Records shown
------------------------------

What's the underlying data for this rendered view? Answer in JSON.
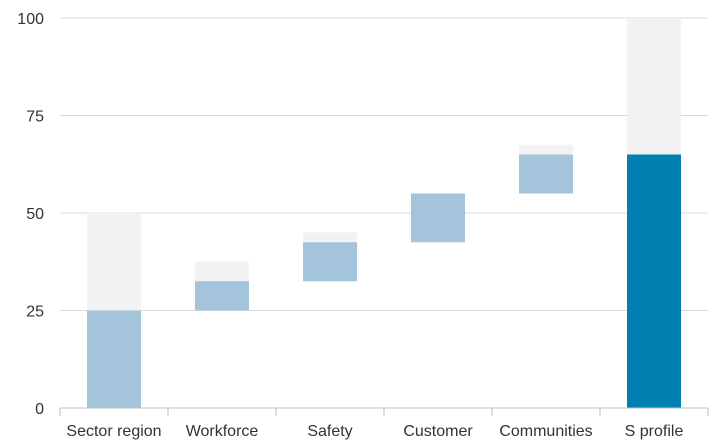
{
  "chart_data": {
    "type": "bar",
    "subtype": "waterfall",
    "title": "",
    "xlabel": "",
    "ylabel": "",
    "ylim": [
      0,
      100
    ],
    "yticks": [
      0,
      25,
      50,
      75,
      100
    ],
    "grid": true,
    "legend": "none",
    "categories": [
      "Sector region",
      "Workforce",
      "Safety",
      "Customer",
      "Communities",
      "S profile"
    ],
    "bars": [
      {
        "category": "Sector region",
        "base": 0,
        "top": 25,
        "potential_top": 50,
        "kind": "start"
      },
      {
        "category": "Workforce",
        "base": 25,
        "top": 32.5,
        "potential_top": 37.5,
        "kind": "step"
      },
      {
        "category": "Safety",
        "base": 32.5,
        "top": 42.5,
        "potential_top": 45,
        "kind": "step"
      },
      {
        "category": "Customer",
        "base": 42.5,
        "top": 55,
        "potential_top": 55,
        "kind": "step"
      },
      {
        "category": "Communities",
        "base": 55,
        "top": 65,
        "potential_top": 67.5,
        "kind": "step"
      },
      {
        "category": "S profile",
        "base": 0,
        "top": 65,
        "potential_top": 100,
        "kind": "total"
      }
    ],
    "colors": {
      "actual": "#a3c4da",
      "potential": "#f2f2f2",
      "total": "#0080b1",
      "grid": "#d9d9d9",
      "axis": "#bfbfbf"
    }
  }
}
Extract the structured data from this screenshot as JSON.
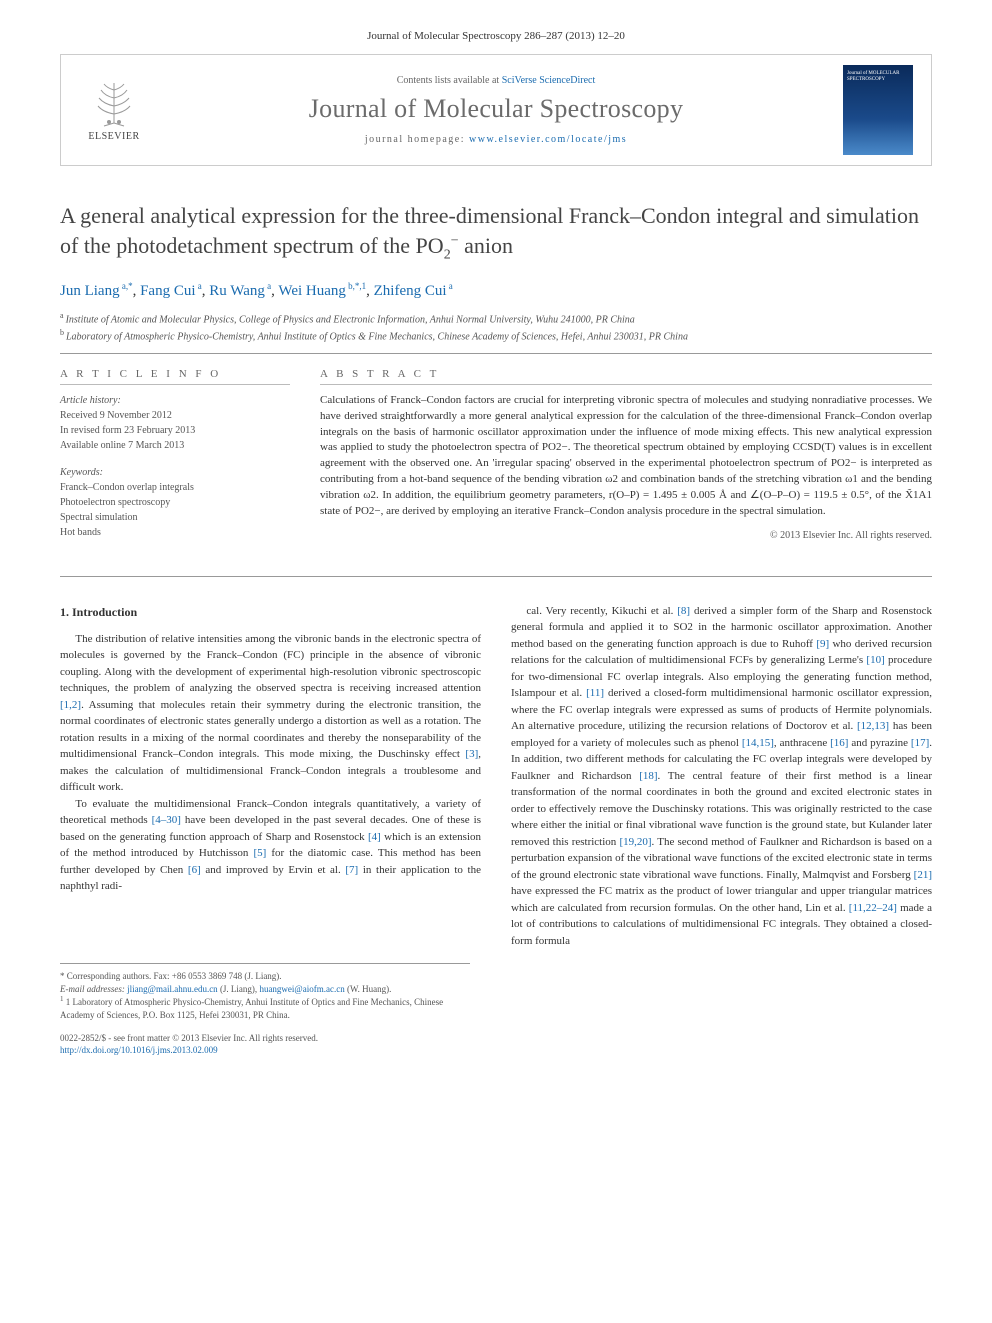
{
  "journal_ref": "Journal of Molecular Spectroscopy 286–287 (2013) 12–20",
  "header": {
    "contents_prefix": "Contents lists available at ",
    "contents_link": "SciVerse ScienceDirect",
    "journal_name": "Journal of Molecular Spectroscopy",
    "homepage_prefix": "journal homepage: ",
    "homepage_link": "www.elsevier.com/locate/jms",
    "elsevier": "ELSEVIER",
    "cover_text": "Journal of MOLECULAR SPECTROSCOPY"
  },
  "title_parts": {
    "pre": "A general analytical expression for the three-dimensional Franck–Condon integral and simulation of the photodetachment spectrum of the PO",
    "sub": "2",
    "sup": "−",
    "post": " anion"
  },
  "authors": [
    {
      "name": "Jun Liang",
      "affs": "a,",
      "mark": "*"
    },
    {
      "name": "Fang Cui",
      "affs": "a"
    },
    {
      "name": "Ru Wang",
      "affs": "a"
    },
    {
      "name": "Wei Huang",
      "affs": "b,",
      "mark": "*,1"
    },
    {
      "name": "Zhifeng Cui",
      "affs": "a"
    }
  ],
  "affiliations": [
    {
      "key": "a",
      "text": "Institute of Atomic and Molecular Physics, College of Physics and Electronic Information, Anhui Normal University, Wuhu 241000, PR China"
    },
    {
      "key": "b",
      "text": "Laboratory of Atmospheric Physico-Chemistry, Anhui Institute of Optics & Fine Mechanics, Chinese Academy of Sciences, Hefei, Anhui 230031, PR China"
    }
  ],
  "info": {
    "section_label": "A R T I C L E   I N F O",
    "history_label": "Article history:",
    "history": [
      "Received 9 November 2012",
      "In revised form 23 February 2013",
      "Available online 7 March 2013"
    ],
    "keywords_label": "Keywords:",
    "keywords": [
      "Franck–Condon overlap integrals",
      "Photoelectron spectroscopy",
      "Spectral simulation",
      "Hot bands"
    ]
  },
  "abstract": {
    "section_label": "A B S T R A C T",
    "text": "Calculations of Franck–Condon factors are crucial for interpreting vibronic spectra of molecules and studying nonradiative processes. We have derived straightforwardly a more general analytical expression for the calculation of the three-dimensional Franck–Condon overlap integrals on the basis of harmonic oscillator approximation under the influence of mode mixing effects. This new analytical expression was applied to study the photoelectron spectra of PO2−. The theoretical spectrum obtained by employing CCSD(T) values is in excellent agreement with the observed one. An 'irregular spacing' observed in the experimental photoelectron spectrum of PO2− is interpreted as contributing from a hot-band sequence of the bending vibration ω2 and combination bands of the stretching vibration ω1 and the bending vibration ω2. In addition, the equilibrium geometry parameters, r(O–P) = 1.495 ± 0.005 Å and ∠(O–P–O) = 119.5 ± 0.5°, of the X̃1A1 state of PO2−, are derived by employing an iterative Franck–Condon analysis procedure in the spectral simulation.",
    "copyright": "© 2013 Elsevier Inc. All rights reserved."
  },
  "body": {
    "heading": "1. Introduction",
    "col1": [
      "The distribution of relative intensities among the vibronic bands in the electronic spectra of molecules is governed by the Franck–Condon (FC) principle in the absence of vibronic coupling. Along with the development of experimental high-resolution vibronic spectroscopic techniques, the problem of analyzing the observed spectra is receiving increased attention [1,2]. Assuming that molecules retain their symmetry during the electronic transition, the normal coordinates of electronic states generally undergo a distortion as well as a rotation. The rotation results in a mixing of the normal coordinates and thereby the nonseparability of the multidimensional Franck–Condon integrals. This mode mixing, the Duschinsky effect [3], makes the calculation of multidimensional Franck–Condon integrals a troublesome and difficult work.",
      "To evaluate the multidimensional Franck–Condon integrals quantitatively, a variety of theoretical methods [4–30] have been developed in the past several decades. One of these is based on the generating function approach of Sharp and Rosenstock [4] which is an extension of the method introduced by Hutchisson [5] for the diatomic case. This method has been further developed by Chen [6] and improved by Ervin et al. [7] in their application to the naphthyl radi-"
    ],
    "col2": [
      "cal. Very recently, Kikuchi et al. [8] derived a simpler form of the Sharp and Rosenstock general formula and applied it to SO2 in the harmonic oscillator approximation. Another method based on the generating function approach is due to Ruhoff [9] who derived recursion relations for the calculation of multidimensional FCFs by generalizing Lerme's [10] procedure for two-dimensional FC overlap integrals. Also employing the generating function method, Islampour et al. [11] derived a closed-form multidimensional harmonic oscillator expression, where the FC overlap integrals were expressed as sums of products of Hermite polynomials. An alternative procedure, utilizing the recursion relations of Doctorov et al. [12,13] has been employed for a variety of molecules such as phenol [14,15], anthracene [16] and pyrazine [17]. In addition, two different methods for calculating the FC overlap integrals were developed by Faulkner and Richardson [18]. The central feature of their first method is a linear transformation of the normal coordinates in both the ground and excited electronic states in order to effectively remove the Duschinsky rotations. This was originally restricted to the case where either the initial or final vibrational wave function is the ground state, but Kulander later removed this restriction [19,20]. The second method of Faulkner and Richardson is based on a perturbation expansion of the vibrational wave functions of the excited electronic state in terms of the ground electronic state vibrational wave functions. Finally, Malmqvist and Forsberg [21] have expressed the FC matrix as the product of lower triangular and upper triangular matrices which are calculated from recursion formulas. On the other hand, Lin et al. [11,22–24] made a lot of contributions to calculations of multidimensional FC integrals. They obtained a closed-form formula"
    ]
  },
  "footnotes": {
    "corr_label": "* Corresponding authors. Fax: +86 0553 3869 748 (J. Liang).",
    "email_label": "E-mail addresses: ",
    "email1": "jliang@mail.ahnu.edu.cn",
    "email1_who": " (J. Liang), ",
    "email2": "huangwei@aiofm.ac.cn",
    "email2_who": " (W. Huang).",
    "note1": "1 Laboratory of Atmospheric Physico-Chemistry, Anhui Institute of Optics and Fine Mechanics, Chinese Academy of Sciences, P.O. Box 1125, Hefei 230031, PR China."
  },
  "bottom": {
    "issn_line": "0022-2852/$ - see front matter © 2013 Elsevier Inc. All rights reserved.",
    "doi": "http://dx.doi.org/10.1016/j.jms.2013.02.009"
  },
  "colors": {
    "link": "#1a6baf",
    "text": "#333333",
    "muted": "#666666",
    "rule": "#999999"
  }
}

------------------------------

Exercise description
Leave the pictures out and reproduce all of the records exactly.

Solution for this task
What's the underlying data for this rendered view? Answer in JSON.
{
  "chart_data": {
    "type": "bar",
    "subtype": "waterfall",
    "title": "",
    "xlabel": "",
    "ylabel": "",
    "ylim": [
      0,
      100
    ],
    "yticks": [
      0,
      25,
      50,
      75,
      100
    ],
    "grid": true,
    "legend": "none",
    "categories": [
      "Sector region",
      "Workforce",
      "Safety",
      "Customer",
      "Communities",
      "S profile"
    ],
    "bars": [
      {
        "category": "Sector region",
        "base": 0,
        "top": 25,
        "potential_top": 50,
        "kind": "start"
      },
      {
        "category": "Workforce",
        "base": 25,
        "top": 32.5,
        "potential_top": 37.5,
        "kind": "step"
      },
      {
        "category": "Safety",
        "base": 32.5,
        "top": 42.5,
        "potential_top": 45,
        "kind": "step"
      },
      {
        "category": "Customer",
        "base": 42.5,
        "top": 55,
        "potential_top": 55,
        "kind": "step"
      },
      {
        "category": "Communities",
        "base": 55,
        "top": 65,
        "potential_top": 67.5,
        "kind": "step"
      },
      {
        "category": "S profile",
        "base": 0,
        "top": 65,
        "potential_top": 100,
        "kind": "total"
      }
    ],
    "colors": {
      "actual": "#a3c4da",
      "potential": "#f2f2f2",
      "total": "#0080b1",
      "grid": "#d9d9d9",
      "axis": "#bfbfbf"
    }
  }
}
Extract the structured data from this screenshot as JSON.
{
  "journal_ref": "Journal of Molecular Spectroscopy 286–287 (2013) 12–20",
  "header": {
    "contents_prefix": "Contents lists available at ",
    "contents_link": "SciVerse ScienceDirect",
    "journal_name": "Journal of Molecular Spectroscopy",
    "homepage_prefix": "journal homepage: ",
    "homepage_link": "www.elsevier.com/locate/jms",
    "elsevier": "ELSEVIER",
    "cover_text": "Journal of MOLECULAR SPECTROSCOPY"
  },
  "title_parts": {
    "pre": "A general analytical expression for the three-dimensional Franck–Condon integral and simulation of the photodetachment spectrum of the PO",
    "sub": "2",
    "sup": "−",
    "post": " anion"
  },
  "authors": [
    {
      "name": "Jun Liang",
      "affs": "a,",
      "mark": "*"
    },
    {
      "name": "Fang Cui",
      "affs": "a"
    },
    {
      "name": "Ru Wang",
      "affs": "a"
    },
    {
      "name": "Wei Huang",
      "affs": "b,",
      "mark": "*,1"
    },
    {
      "name": "Zhifeng Cui",
      "affs": "a"
    }
  ],
  "affiliations": [
    {
      "key": "a",
      "text": "Institute of Atomic and Molecular Physics, College of Physics and Electronic Information, Anhui Normal University, Wuhu 241000, PR China"
    },
    {
      "key": "b",
      "text": "Laboratory of Atmospheric Physico-Chemistry, Anhui Institute of Optics & Fine Mechanics, Chinese Academy of Sciences, Hefei, Anhui 230031, PR China"
    }
  ],
  "info": {
    "section_label": "A R T I C L E   I N F O",
    "history_label": "Article history:",
    "history": [
      "Received 9 November 2012",
      "In revised form 23 February 2013",
      "Available online 7 March 2013"
    ],
    "keywords_label": "Keywords:",
    "keywords": [
      "Franck–Condon overlap integrals",
      "Photoelectron spectroscopy",
      "Spectral simulation",
      "Hot bands"
    ]
  },
  "abstract": {
    "section_label": "A B S T R A C T",
    "text": "Calculations of Franck–Condon factors are crucial for interpreting vibronic spectra of molecules and studying nonradiative processes. We have derived straightforwardly a more general analytical expression for the calculation of the three-dimensional Franck–Condon overlap integrals on the basis of harmonic oscillator approximation under the influence of mode mixing effects. This new analytical expression was applied to study the photoelectron spectra of PO2−. The theoretical spectrum obtained by employing CCSD(T) values is in excellent agreement with the observed one. An 'irregular spacing' observed in the experimental photoelectron spectrum of PO2− is interpreted as contributing from a hot-band sequence of the bending vibration ω2 and combination bands of the stretching vibration ω1 and the bending vibration ω2. In addition, the equilibrium geometry parameters, r(O–P) = 1.495 ± 0.005 Å and ∠(O–P–O) = 119.5 ± 0.5°, of the X̃1A1 state of PO2−, are derived by employing an iterative Franck–Condon analysis procedure in the spectral simulation.",
    "copyright": "© 2013 Elsevier Inc. All rights reserved."
  },
  "body": {
    "heading": "1. Introduction",
    "col1": [
      "The distribution of relative intensities among the vibronic bands in the electronic spectra of molecules is governed by the Franck–Condon (FC) principle in the absence of vibronic coupling. Along with the development of experimental high-resolution vibronic spectroscopic techniques, the problem of analyzing the observed spectra is receiving increased attention [1,2]. Assuming that molecules retain their symmetry during the electronic transition, the normal coordinates of electronic states generally undergo a distortion as well as a rotation. The rotation results in a mixing of the normal coordinates and thereby the nonseparability of the multidimensional Franck–Condon integrals. This mode mixing, the Duschinsky effect [3], makes the calculation of multidimensional Franck–Condon integrals a troublesome and difficult work.",
      "To evaluate the multidimensional Franck–Condon integrals quantitatively, a variety of theoretical methods [4–30] have been developed in the past several decades. One of these is based on the generating function approach of Sharp and Rosenstock [4] which is an extension of the method introduced by Hutchisson [5] for the diatomic case. This method has been further developed by Chen [6] and improved by Ervin et al. [7] in their application to the naphthyl radi-"
    ],
    "col2": [
      "cal. Very recently, Kikuchi et al. [8] derived a simpler form of the Sharp and Rosenstock general formula and applied it to SO2 in the harmonic oscillator approximation. Another method based on the generating function approach is due to Ruhoff [9] who derived recursion relations for the calculation of multidimensional FCFs by generalizing Lerme's [10] procedure for two-dimensional FC overlap integrals. Also employing the generating function method, Islampour et al. [11] derived a closed-form multidimensional harmonic oscillator expression, where the FC overlap integrals were expressed as sums of products of Hermite polynomials. An alternative procedure, utilizing the recursion relations of Doctorov et al. [12,13] has been employed for a variety of molecules such as phenol [14,15], anthracene [16] and pyrazine [17]. In addition, two different methods for calculating the FC overlap integrals were developed by Faulkner and Richardson [18]. The central feature of their first method is a linear transformation of the normal coordinates in both the ground and excited electronic states in order to effectively remove the Duschinsky rotations. This was originally restricted to the case where either the initial or final vibrational wave function is the ground state, but Kulander later removed this restriction [19,20]. The second method of Faulkner and Richardson is based on a perturbation expansion of the vibrational wave functions of the excited electronic state in terms of the ground electronic state vibrational wave functions. Finally, Malmqvist and Forsberg [21] have expressed the FC matrix as the product of lower triangular and upper triangular matrices which are calculated from recursion formulas. On the other hand, Lin et al. [11,22–24] made a lot of contributions to calculations of multidimensional FC integrals. They obtained a closed-form formula"
    ]
  },
  "footnotes": {
    "corr_label": "* Corresponding authors. Fax: +86 0553 3869 748 (J. Liang).",
    "email_label": "E-mail addresses: ",
    "email1": "jliang@mail.ahnu.edu.cn",
    "email1_who": " (J. Liang), ",
    "email2": "huangwei@aiofm.ac.cn",
    "email2_who": " (W. Huang).",
    "note1": "1 Laboratory of Atmospheric Physico-Chemistry, Anhui Institute of Optics and Fine Mechanics, Chinese Academy of Sciences, P.O. Box 1125, Hefei 230031, PR China."
  },
  "bottom": {
    "issn_line": "0022-2852/$ - see front matter © 2013 Elsevier Inc. All rights reserved.",
    "doi": "http://dx.doi.org/10.1016/j.jms.2013.02.009"
  },
  "colors": {
    "link": "#1a6baf",
    "text": "#333333",
    "muted": "#666666",
    "rule": "#999999"
  }
}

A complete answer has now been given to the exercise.